Return each line of the data below verbatim; pictures are to be left out.
=-=-=
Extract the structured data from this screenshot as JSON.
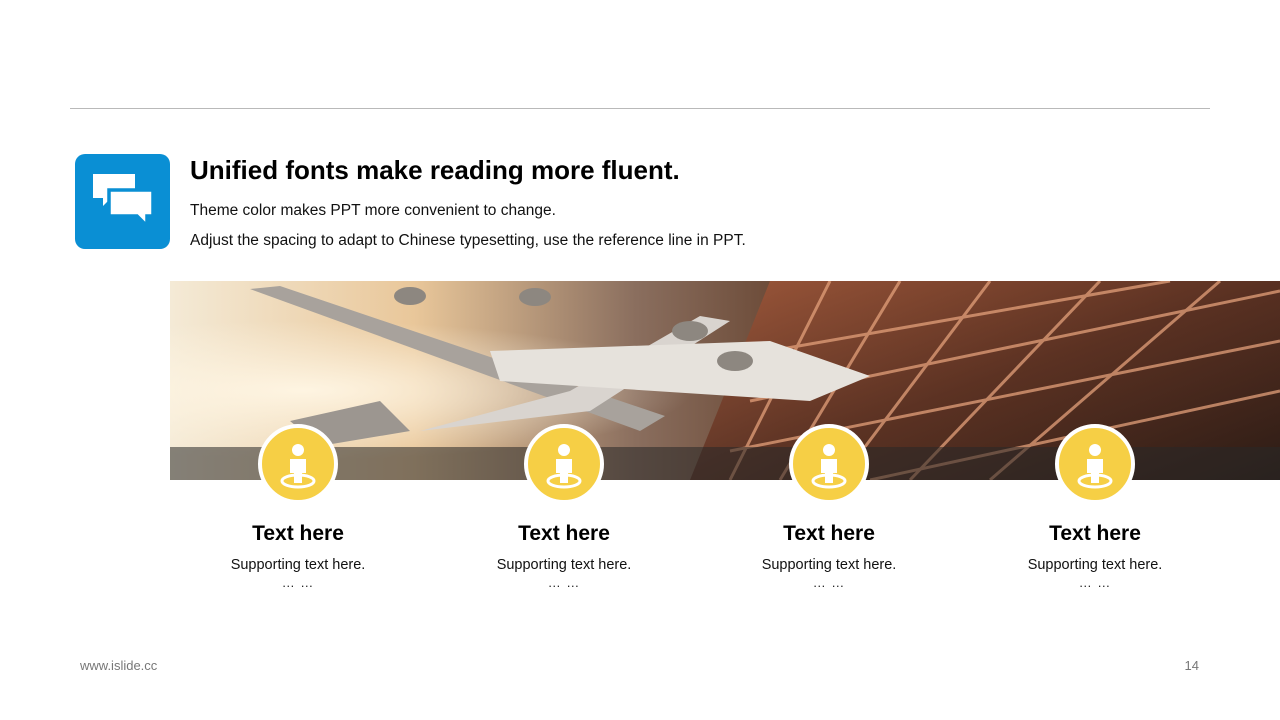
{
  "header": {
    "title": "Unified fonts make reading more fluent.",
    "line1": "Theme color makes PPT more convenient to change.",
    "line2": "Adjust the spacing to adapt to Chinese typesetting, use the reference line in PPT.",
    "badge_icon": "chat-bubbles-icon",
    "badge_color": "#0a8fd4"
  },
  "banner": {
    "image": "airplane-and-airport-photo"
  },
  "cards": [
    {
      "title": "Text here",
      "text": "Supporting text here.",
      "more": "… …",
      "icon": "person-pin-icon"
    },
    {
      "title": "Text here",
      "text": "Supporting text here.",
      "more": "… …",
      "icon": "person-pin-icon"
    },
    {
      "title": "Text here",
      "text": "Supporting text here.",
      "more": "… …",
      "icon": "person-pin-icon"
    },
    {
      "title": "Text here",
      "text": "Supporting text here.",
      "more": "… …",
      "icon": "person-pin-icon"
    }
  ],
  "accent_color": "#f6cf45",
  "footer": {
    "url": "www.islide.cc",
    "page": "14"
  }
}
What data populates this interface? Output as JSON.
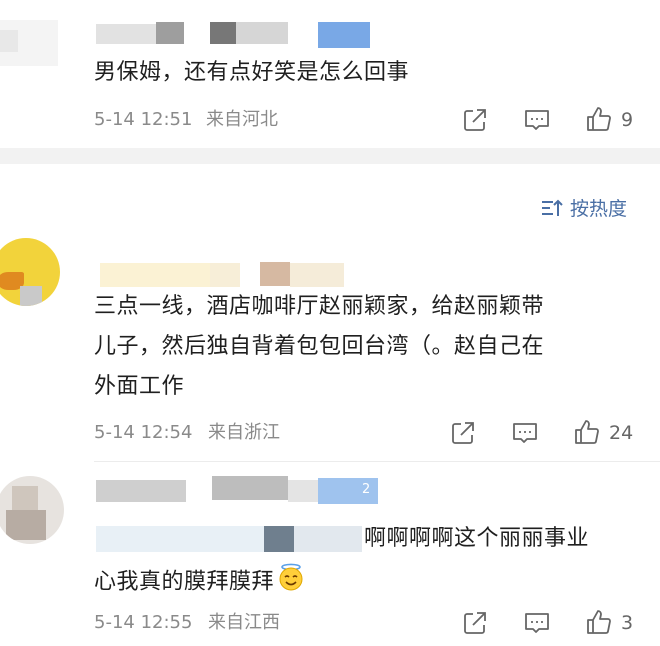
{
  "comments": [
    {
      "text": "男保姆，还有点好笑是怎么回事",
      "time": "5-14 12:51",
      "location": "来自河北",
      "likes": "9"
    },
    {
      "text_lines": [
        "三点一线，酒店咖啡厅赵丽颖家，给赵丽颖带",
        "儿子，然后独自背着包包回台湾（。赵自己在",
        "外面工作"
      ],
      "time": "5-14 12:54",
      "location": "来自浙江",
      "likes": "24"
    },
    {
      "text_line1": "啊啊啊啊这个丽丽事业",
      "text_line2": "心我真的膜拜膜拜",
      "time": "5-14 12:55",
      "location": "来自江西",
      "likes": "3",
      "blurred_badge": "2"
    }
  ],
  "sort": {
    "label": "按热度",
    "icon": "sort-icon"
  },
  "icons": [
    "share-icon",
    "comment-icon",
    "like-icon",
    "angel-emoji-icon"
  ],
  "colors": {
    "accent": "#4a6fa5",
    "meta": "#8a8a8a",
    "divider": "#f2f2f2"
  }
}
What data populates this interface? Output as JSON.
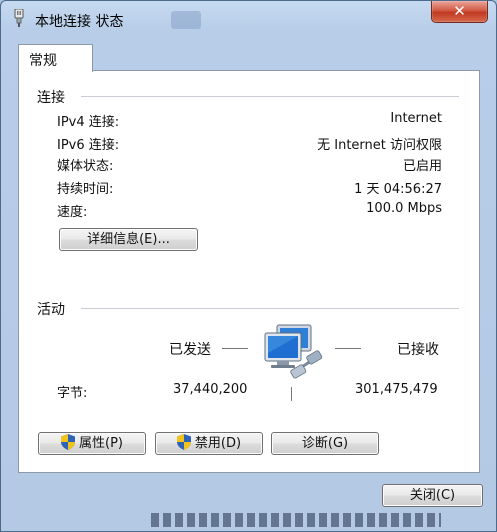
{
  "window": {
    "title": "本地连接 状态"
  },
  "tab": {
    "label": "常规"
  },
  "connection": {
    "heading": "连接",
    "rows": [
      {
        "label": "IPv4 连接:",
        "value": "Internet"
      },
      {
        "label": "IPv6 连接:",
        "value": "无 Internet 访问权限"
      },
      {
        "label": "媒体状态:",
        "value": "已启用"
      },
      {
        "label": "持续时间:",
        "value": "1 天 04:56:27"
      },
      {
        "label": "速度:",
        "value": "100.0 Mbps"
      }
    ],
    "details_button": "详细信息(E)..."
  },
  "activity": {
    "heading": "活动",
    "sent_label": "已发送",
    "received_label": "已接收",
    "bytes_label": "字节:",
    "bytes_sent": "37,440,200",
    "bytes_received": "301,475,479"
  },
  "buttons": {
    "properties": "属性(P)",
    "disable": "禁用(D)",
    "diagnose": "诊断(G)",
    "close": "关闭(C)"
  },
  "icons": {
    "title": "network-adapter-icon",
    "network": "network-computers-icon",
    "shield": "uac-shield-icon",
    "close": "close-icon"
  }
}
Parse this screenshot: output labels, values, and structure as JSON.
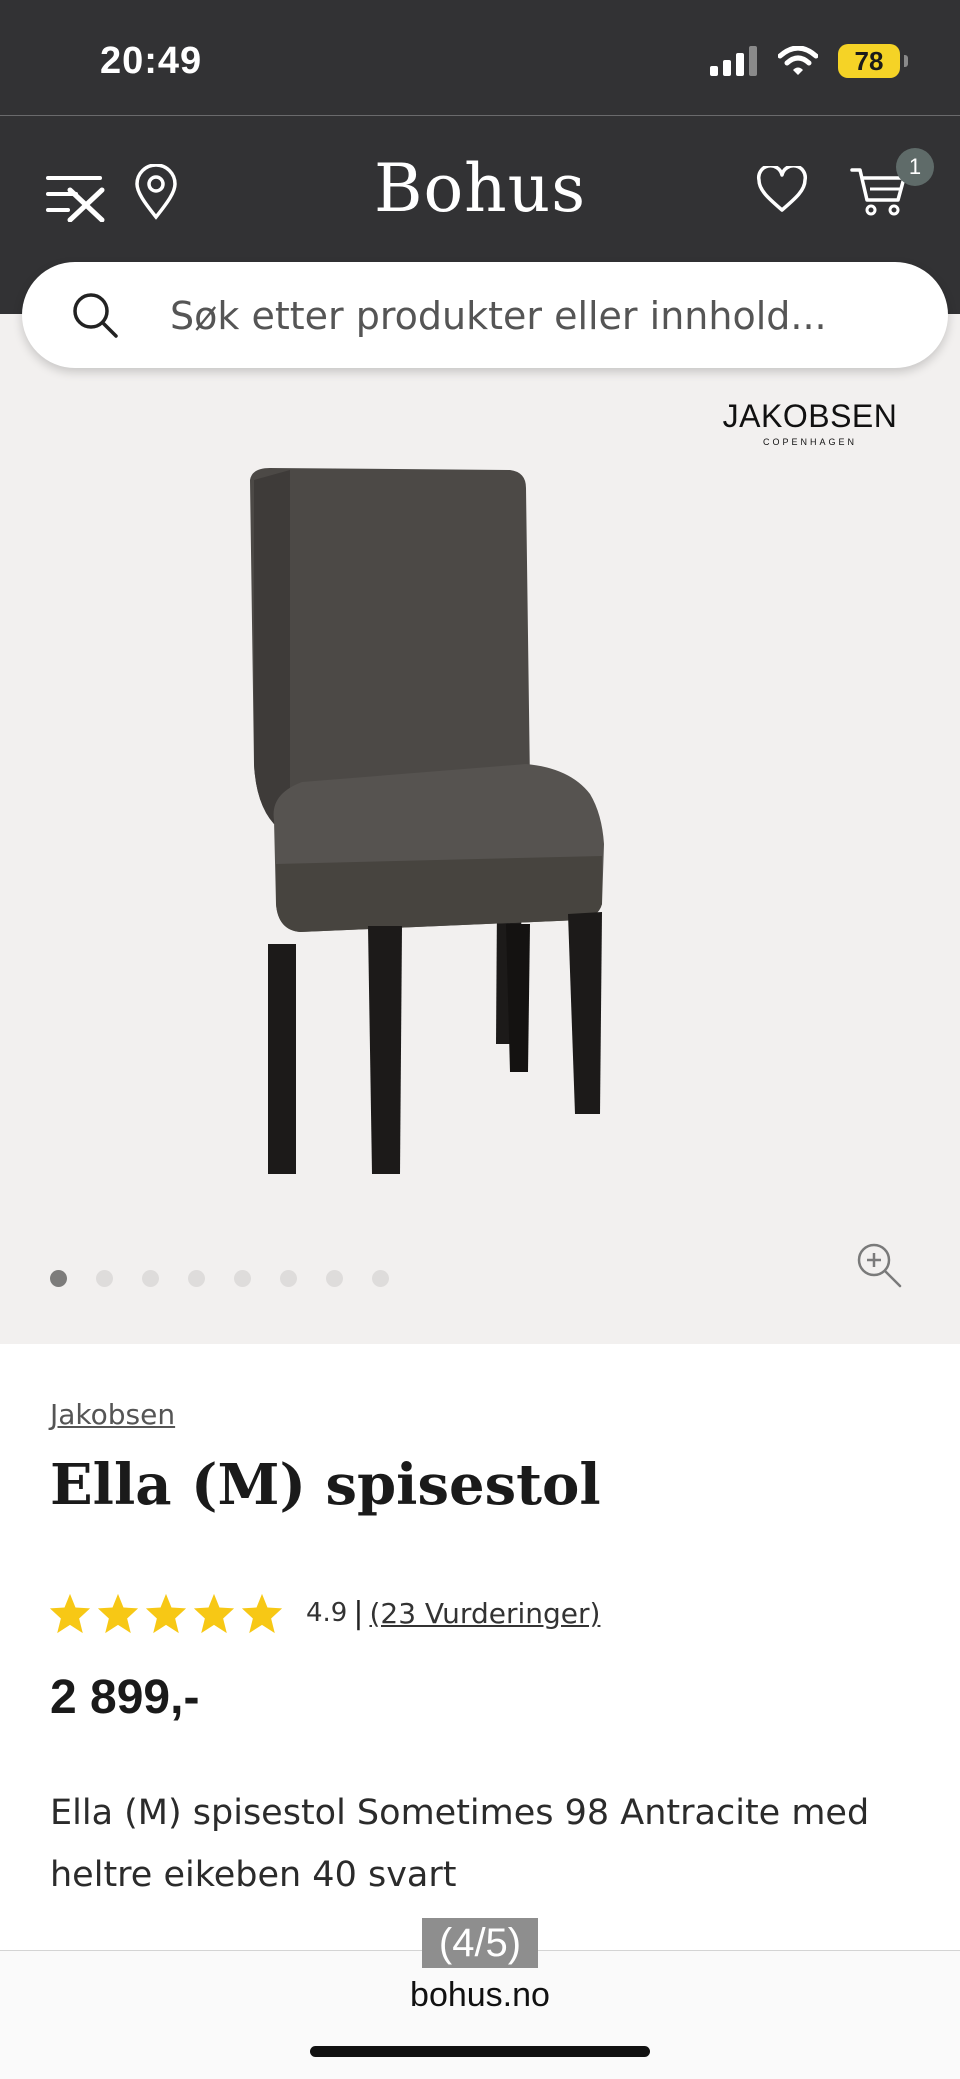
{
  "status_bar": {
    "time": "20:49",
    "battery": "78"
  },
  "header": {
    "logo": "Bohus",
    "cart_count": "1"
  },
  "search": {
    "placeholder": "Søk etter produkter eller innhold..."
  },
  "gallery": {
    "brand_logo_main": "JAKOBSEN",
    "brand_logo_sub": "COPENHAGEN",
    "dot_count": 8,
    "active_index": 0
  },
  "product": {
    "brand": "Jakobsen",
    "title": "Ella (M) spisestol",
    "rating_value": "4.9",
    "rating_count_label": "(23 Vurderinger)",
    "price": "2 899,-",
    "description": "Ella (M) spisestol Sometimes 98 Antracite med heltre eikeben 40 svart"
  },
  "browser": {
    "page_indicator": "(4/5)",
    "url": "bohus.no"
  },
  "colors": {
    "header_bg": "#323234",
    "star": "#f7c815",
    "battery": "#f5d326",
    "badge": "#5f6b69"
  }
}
=-=-=
▸ Task result:
Extract the structured data from this screenshot as JSON.
{
  "header": {
    "title": "Unified fonts make reading more fluent.",
    "line1": "Theme color makes PPT more convenient to change.",
    "line2": "Adjust the spacing to adapt to Chinese typesetting, use the reference line in PPT.",
    "badge_icon": "chat-bubbles-icon",
    "badge_color": "#0a8fd4"
  },
  "banner": {
    "image": "airplane-and-airport-photo"
  },
  "cards": [
    {
      "title": "Text here",
      "text": "Supporting text here.",
      "more": "… …",
      "icon": "person-pin-icon"
    },
    {
      "title": "Text here",
      "text": "Supporting text here.",
      "more": "… …",
      "icon": "person-pin-icon"
    },
    {
      "title": "Text here",
      "text": "Supporting text here.",
      "more": "… …",
      "icon": "person-pin-icon"
    },
    {
      "title": "Text here",
      "text": "Supporting text here.",
      "more": "… …",
      "icon": "person-pin-icon"
    }
  ],
  "accent_color": "#f6cf45",
  "footer": {
    "url": "www.islide.cc",
    "page": "14"
  }
}
What data populates this interface? Output as JSON.
{
  "comments": [
    {
      "text": "男保姆，还有点好笑是怎么回事",
      "time": "5-14 12:51",
      "location": "来自河北",
      "likes": "9"
    },
    {
      "text_lines": [
        "三点一线，酒店咖啡厅赵丽颖家，给赵丽颖带",
        "儿子，然后独自背着包包回台湾（。赵自己在",
        "外面工作"
      ],
      "time": "5-14 12:54",
      "location": "来自浙江",
      "likes": "24"
    },
    {
      "text_line1": "啊啊啊啊这个丽丽事业",
      "text_line2": "心我真的膜拜膜拜",
      "time": "5-14 12:55",
      "location": "来自江西",
      "likes": "3",
      "blurred_badge": "2"
    }
  ],
  "sort": {
    "label": "按热度",
    "icon": "sort-icon"
  },
  "icons": [
    "share-icon",
    "comment-icon",
    "like-icon",
    "angel-emoji-icon"
  ],
  "colors": {
    "accent": "#4a6fa5",
    "meta": "#8a8a8a",
    "divider": "#f2f2f2"
  }
}
What data populates this interface? Output as JSON.
{
  "window": {
    "title": "本地连接 状态"
  },
  "tab": {
    "label": "常规"
  },
  "connection": {
    "heading": "连接",
    "rows": [
      {
        "label": "IPv4 连接:",
        "value": "Internet"
      },
      {
        "label": "IPv6 连接:",
        "value": "无 Internet 访问权限"
      },
      {
        "label": "媒体状态:",
        "value": "已启用"
      },
      {
        "label": "持续时间:",
        "value": "1 天 04:56:27"
      },
      {
        "label": "速度:",
        "value": "100.0 Mbps"
      }
    ],
    "details_button": "详细信息(E)..."
  },
  "activity": {
    "heading": "活动",
    "sent_label": "已发送",
    "received_label": "已接收",
    "bytes_label": "字节:",
    "bytes_sent": "37,440,200",
    "bytes_received": "301,475,479"
  },
  "buttons": {
    "properties": "属性(P)",
    "disable": "禁用(D)",
    "diagnose": "诊断(G)",
    "close": "关闭(C)"
  },
  "icons": {
    "title": "network-adapter-icon",
    "network": "network-computers-icon",
    "shield": "uac-shield-icon",
    "close": "close-icon"
  }
}
Parse this screenshot: output labels, values, and structure as JSON.
{
  "status_bar": {
    "time": "20:49",
    "battery": "78"
  },
  "header": {
    "logo": "Bohus",
    "cart_count": "1"
  },
  "search": {
    "placeholder": "Søk etter produkter eller innhold..."
  },
  "gallery": {
    "brand_logo_main": "JAKOBSEN",
    "brand_logo_sub": "COPENHAGEN",
    "dot_count": 8,
    "active_index": 0
  },
  "product": {
    "brand": "Jakobsen",
    "title": "Ella (M) spisestol",
    "rating_value": "4.9",
    "rating_count_label": "(23 Vurderinger)",
    "price": "2 899,-",
    "description": "Ella (M) spisestol Sometimes 98 Antracite med heltre eikeben 40 svart"
  },
  "browser": {
    "page_indicator": "(4/5)",
    "url": "bohus.no"
  },
  "colors": {
    "header_bg": "#323234",
    "star": "#f7c815",
    "battery": "#f5d326",
    "badge": "#5f6b69"
  }
}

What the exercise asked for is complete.